What is needed: Copy every line with the string "difference" in it.

Stored data:

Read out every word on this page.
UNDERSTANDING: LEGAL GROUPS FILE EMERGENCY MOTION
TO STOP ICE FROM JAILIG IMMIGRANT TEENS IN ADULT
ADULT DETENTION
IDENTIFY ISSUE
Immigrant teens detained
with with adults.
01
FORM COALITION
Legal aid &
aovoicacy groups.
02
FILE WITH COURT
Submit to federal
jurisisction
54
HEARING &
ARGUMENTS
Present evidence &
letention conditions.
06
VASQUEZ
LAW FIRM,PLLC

...

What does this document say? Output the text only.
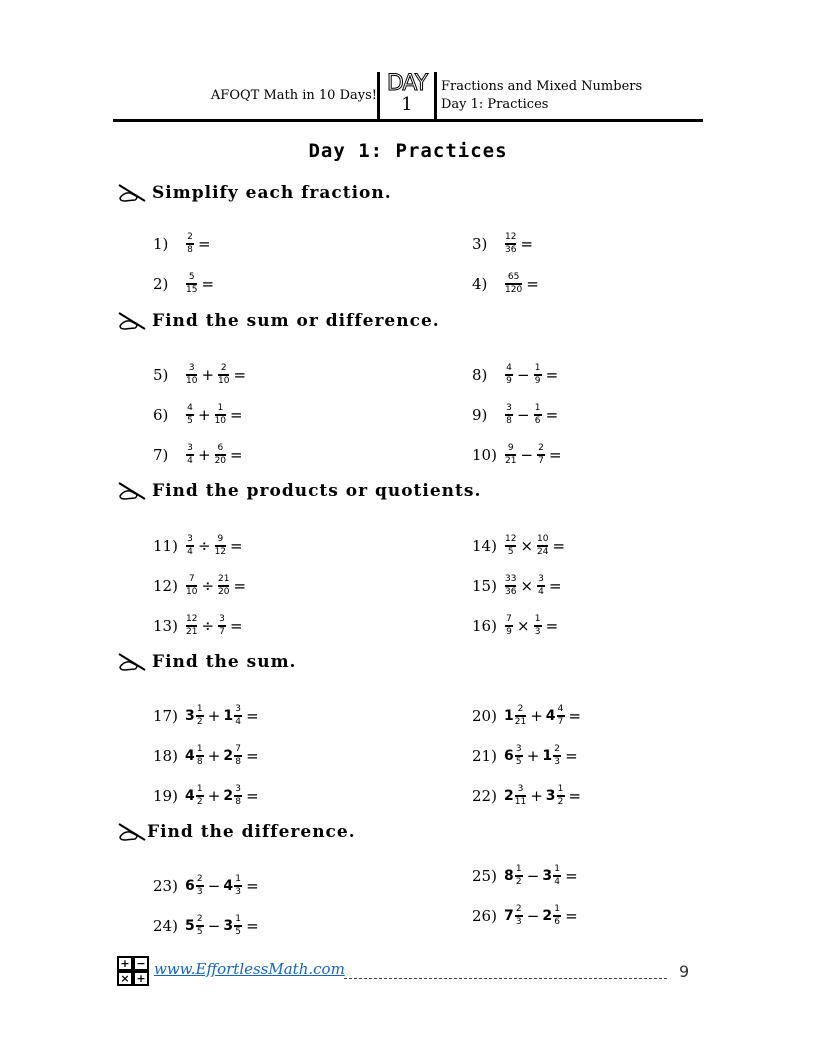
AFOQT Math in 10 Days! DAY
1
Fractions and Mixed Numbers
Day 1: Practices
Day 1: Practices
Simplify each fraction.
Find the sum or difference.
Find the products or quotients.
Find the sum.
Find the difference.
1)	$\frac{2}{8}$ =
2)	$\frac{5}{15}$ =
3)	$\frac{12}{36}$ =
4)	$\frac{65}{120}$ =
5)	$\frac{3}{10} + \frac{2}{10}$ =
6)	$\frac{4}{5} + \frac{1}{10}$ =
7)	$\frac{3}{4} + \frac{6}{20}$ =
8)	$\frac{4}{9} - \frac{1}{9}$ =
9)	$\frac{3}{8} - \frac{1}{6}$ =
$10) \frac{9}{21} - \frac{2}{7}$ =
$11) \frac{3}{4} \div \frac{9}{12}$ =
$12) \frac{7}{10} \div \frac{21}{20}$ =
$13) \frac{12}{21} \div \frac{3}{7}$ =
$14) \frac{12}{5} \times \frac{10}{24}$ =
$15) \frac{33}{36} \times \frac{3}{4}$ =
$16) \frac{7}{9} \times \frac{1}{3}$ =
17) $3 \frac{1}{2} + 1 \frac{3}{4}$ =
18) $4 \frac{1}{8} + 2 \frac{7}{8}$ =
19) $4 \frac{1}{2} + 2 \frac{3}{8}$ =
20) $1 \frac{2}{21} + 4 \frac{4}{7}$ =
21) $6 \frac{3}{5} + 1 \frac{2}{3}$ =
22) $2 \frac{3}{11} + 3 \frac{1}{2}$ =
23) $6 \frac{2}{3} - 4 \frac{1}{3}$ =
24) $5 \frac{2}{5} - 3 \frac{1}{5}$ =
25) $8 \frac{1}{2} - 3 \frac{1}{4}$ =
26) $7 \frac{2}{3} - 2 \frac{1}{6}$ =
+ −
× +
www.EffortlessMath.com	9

Result below:
Find the sum or difference.
Find the difference.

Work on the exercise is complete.